EXERCISE DIRECTIONS – Please find all lines in the data that hold the string "score" and copy them.

DATASET ROWS –
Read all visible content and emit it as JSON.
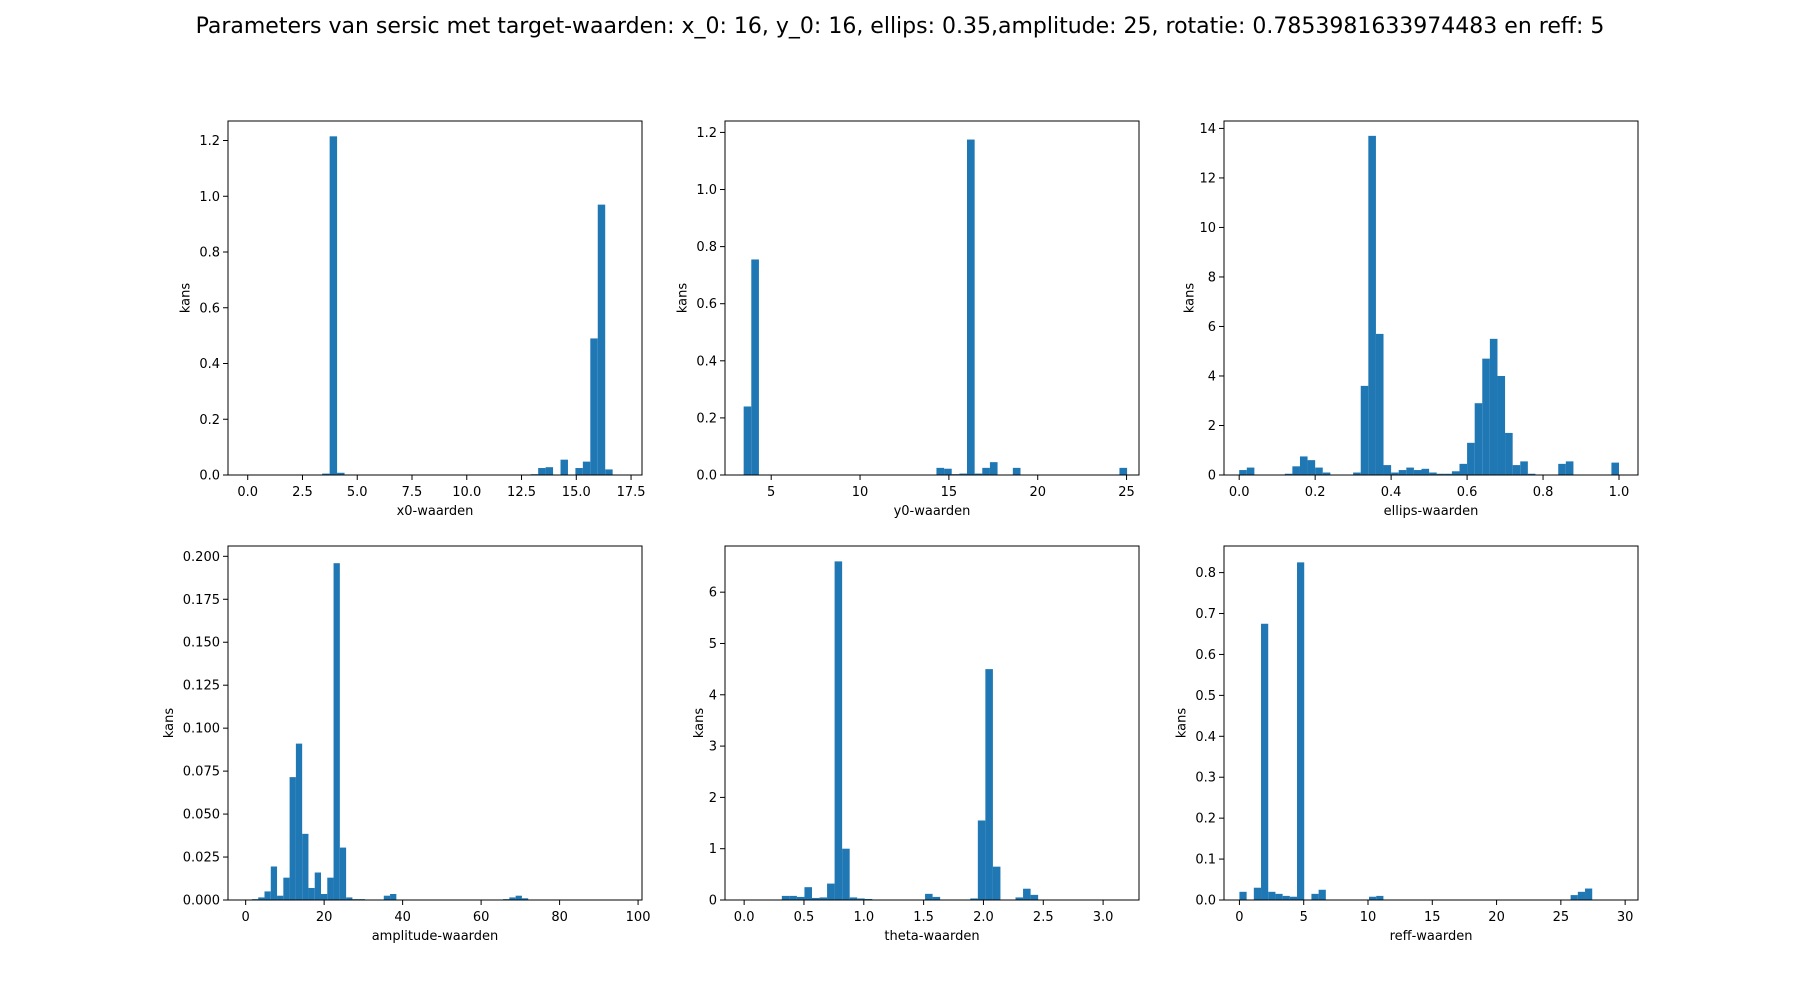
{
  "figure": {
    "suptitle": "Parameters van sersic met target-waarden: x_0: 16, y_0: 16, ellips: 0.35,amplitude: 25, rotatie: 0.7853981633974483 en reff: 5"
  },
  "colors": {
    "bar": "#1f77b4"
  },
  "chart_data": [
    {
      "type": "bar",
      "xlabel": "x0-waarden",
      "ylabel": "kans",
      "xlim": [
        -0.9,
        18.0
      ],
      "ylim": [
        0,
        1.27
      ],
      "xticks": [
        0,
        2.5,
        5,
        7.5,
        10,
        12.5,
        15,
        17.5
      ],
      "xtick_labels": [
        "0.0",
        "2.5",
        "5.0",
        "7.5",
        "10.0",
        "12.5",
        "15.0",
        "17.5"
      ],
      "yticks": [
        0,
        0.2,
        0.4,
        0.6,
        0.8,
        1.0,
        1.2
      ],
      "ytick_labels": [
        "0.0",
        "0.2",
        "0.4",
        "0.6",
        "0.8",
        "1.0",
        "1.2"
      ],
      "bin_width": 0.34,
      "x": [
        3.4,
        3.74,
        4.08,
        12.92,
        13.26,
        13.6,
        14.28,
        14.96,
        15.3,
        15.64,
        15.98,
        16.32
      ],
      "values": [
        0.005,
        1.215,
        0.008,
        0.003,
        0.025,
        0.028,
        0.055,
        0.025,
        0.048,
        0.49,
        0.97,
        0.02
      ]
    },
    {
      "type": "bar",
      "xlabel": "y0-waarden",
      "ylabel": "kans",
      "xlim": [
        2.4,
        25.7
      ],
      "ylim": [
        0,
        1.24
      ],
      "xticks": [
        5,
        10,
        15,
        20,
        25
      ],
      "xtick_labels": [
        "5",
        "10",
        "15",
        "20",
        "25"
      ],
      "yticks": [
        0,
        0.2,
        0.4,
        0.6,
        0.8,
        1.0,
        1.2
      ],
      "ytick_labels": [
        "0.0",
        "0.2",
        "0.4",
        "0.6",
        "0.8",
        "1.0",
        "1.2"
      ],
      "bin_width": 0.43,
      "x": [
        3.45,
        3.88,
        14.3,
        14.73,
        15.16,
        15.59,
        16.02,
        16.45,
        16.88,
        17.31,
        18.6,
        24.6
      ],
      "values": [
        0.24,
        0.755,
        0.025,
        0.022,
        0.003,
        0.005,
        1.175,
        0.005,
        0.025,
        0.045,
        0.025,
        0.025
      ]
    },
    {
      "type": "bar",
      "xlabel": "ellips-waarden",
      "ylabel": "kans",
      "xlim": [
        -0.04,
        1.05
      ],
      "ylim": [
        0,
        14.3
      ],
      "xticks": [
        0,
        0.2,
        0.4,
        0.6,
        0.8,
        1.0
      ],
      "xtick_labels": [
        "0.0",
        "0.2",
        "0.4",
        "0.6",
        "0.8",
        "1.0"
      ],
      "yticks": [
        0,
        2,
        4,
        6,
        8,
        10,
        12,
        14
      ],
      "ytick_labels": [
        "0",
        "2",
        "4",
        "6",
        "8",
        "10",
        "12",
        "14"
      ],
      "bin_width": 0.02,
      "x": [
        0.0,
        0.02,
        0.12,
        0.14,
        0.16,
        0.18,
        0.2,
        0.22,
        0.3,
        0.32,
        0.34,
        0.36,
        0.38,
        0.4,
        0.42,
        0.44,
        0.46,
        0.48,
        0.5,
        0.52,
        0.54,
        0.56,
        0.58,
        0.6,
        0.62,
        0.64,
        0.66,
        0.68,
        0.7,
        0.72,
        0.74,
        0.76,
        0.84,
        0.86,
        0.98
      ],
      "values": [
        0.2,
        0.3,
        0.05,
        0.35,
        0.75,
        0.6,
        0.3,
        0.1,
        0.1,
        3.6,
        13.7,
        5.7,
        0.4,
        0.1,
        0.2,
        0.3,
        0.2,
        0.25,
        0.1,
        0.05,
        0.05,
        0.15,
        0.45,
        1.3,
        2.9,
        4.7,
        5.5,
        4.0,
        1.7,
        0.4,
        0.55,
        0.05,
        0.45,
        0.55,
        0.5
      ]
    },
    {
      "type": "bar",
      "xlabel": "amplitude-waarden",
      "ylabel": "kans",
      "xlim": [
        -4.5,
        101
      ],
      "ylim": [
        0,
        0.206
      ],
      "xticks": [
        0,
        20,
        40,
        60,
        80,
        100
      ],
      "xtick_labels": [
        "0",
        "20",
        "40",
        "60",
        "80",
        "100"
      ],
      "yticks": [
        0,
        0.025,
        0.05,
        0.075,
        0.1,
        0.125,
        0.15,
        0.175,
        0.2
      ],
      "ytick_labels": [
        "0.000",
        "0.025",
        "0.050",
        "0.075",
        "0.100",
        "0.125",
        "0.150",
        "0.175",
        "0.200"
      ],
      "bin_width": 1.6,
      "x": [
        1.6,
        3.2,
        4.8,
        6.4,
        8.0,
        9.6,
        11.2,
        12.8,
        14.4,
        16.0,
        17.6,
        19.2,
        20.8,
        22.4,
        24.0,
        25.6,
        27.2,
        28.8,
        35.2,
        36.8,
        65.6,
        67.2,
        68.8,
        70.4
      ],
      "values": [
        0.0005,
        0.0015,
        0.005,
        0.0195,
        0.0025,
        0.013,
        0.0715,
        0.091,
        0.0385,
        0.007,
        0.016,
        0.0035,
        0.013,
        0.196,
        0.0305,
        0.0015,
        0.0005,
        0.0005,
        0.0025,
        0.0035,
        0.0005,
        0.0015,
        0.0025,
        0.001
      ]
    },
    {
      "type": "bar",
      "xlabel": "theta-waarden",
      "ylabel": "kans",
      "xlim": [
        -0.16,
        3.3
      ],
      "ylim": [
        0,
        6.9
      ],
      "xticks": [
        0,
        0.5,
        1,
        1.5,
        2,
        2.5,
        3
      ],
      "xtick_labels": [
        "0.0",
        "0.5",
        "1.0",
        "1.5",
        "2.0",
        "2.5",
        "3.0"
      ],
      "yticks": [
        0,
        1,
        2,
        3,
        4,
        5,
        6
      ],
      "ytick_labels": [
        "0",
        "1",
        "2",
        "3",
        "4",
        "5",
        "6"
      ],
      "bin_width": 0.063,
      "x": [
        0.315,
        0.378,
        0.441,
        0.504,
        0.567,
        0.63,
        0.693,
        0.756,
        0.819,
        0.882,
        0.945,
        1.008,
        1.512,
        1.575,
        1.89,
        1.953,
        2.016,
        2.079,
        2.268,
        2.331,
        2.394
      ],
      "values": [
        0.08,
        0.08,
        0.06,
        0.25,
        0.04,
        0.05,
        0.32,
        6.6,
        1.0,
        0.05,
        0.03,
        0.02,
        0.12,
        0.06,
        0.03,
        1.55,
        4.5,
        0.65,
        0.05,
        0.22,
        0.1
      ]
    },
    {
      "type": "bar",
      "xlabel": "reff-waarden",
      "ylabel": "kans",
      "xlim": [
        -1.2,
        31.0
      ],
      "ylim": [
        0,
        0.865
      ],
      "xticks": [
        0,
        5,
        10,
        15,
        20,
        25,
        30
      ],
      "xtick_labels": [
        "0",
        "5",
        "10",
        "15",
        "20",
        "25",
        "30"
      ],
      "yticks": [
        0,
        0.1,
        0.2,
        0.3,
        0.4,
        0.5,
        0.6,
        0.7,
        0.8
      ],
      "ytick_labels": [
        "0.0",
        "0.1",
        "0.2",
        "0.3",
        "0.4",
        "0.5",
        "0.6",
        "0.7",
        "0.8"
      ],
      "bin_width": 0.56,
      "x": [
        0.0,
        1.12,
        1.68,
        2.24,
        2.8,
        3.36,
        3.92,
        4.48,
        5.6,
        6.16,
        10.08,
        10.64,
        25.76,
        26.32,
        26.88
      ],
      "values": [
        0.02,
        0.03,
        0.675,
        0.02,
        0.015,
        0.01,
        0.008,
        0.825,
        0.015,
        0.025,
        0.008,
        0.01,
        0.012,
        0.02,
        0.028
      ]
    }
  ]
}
--
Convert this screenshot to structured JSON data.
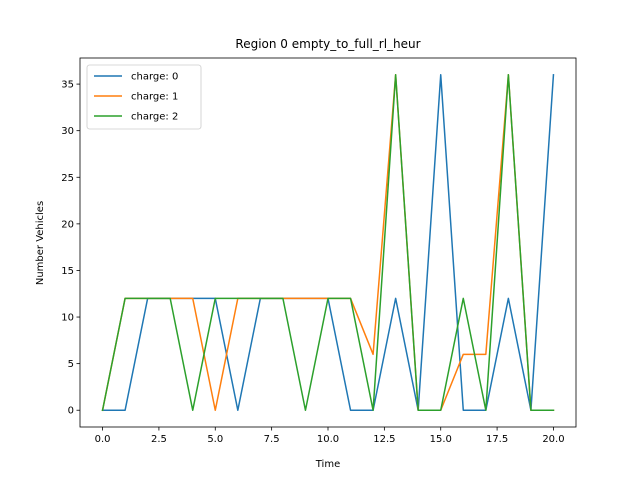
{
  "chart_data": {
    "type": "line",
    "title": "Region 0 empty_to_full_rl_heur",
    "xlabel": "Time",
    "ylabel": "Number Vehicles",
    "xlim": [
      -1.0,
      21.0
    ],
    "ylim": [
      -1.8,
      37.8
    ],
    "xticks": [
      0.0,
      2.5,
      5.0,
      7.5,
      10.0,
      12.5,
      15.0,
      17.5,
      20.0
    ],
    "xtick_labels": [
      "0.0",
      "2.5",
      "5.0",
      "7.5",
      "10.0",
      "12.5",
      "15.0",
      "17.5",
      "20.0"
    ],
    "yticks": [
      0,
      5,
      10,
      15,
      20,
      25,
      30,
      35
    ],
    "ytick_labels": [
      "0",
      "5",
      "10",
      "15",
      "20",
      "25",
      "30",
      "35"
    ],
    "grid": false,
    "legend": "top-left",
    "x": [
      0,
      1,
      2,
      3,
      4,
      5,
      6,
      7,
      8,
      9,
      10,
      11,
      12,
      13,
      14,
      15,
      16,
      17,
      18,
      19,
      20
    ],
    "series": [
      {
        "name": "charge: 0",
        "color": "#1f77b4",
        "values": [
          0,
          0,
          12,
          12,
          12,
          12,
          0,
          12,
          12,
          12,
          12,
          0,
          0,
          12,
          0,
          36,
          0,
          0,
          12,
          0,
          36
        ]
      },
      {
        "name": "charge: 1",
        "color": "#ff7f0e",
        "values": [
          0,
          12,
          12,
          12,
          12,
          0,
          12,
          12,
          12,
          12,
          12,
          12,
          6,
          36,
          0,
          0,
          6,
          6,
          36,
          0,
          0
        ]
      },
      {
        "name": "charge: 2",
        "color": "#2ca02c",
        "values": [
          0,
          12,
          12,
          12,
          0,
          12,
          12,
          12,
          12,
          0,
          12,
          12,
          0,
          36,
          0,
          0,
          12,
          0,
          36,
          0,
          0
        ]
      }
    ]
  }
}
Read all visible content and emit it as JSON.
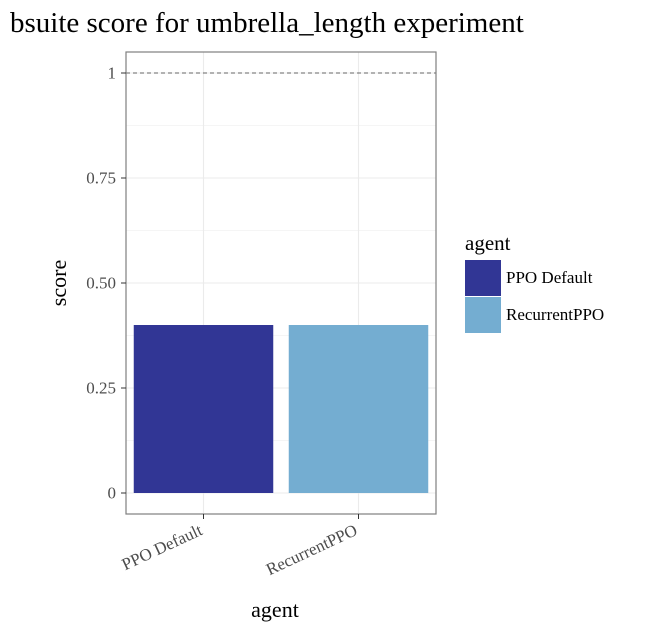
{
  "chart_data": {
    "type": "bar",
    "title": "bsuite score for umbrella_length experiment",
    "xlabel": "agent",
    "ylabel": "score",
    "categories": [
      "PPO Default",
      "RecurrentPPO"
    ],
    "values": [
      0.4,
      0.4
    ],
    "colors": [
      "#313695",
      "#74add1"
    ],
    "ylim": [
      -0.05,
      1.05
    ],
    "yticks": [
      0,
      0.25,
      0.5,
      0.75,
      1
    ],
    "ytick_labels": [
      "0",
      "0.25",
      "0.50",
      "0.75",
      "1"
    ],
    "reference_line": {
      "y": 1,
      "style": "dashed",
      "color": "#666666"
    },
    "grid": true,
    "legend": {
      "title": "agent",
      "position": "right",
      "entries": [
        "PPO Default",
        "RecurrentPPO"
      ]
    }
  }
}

SOLUTION –
    "title": "bsuite score for umbrella_length experiment",
    "ylabel": "score",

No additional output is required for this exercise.